-- The problem --
Of all the lines in the records below, how many hold the word "name"? Give the number alone.

-- Data for this exercise --
════════
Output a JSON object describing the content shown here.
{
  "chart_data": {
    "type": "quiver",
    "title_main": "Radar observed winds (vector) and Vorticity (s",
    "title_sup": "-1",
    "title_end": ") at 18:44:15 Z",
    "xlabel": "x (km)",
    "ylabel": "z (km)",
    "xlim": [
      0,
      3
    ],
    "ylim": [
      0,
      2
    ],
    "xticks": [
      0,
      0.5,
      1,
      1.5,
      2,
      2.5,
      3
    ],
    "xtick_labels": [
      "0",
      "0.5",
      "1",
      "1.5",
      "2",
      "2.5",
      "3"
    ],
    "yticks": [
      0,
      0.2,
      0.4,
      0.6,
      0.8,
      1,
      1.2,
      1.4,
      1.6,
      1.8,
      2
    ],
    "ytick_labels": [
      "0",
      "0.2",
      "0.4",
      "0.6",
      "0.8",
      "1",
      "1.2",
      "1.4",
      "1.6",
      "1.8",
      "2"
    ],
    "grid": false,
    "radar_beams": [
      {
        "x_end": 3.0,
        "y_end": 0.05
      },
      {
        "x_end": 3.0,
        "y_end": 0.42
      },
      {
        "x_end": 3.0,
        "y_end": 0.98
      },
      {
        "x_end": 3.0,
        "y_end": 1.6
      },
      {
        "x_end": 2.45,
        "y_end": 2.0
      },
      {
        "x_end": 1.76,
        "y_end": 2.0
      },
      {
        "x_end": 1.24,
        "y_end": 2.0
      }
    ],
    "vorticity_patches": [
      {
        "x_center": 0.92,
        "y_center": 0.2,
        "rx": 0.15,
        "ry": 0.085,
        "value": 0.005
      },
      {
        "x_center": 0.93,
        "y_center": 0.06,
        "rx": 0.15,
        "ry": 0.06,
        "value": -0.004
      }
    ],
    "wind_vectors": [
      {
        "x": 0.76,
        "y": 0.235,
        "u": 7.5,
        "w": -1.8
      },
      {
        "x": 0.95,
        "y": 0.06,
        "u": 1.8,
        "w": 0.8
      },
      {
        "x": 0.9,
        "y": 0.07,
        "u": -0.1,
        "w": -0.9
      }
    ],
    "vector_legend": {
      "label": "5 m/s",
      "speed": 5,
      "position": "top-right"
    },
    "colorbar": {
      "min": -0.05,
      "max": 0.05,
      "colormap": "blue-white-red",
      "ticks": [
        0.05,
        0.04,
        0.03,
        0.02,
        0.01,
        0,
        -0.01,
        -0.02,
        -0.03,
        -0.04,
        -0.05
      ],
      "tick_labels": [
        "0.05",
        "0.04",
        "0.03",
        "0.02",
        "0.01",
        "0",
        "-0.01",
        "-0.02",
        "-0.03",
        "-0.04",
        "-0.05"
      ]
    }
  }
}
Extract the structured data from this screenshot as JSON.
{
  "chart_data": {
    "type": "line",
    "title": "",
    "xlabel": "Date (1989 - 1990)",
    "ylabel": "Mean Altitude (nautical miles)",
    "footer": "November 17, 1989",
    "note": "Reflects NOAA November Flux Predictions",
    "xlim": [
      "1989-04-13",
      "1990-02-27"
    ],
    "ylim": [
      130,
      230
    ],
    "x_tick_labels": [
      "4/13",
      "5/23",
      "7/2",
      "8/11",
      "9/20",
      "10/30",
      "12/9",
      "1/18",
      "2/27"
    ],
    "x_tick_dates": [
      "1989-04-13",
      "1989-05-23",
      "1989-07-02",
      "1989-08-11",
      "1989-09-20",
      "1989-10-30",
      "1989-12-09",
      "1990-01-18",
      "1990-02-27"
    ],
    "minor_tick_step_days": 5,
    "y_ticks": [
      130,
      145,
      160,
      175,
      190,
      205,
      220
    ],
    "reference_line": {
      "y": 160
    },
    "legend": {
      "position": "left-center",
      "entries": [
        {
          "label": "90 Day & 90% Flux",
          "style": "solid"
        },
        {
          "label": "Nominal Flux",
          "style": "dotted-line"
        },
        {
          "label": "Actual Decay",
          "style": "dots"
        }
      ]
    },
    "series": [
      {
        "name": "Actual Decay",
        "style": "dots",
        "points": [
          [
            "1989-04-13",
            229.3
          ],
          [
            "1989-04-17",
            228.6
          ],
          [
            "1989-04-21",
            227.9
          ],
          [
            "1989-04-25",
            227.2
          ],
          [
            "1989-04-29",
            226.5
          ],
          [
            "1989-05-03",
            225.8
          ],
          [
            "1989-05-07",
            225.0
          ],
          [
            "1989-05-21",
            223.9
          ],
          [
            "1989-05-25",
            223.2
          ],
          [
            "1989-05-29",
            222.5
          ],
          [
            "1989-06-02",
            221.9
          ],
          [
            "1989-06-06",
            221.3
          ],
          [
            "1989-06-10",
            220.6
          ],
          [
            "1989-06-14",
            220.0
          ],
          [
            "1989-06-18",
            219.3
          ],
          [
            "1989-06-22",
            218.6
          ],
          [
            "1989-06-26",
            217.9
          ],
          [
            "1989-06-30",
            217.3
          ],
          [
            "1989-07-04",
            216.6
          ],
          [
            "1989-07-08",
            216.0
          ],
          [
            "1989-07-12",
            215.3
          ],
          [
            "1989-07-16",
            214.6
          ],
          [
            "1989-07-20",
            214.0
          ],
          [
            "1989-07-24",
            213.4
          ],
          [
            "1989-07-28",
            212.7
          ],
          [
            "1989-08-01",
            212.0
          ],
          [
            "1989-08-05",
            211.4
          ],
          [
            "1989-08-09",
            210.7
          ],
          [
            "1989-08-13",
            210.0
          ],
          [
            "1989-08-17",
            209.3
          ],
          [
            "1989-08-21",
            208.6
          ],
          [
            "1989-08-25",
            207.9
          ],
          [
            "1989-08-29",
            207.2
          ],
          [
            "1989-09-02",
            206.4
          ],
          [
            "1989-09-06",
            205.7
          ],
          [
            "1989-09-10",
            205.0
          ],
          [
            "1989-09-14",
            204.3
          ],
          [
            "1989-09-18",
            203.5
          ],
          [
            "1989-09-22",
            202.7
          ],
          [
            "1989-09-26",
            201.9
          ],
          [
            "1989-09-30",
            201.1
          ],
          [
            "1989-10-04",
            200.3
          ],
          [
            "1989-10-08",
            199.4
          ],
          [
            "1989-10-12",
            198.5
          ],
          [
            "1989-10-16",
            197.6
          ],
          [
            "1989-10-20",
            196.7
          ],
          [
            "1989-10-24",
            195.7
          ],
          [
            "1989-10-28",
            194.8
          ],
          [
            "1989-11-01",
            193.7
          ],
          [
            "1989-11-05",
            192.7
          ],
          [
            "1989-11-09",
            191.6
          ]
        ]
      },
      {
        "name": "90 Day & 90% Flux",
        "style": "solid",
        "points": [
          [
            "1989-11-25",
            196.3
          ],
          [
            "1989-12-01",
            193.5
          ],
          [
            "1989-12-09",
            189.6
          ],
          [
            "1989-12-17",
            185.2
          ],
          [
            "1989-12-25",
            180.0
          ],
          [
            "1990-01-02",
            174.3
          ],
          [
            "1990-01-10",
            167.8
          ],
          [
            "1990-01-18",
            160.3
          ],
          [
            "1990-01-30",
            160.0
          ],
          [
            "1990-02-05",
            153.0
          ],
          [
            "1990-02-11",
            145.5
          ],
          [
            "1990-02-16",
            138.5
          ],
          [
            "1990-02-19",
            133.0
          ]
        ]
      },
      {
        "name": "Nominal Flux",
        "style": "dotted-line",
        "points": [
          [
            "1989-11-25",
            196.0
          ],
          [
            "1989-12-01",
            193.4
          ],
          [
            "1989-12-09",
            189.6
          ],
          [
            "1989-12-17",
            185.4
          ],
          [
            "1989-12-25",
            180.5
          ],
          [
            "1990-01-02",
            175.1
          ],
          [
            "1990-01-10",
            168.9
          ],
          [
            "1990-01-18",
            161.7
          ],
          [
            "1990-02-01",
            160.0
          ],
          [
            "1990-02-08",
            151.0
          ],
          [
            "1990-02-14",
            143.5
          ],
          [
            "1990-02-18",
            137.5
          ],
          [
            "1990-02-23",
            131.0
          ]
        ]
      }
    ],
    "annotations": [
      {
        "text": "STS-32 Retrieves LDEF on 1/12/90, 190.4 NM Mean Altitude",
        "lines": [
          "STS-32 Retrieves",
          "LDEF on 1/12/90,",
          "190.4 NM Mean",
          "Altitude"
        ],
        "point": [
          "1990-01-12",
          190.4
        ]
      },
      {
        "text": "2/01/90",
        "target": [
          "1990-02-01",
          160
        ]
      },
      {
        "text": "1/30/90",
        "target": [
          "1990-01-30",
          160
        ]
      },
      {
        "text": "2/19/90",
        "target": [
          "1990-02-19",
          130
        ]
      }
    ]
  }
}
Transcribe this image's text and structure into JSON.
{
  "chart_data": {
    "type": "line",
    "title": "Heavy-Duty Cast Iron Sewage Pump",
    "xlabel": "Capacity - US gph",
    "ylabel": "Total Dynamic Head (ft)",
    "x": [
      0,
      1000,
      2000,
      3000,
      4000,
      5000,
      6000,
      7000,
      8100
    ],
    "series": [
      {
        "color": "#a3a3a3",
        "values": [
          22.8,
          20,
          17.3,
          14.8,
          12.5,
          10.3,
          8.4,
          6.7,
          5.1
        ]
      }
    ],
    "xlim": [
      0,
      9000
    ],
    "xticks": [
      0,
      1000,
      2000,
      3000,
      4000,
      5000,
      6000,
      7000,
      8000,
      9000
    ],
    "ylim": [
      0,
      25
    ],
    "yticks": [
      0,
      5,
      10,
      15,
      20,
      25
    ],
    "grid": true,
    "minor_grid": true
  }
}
════════
-- Response --
3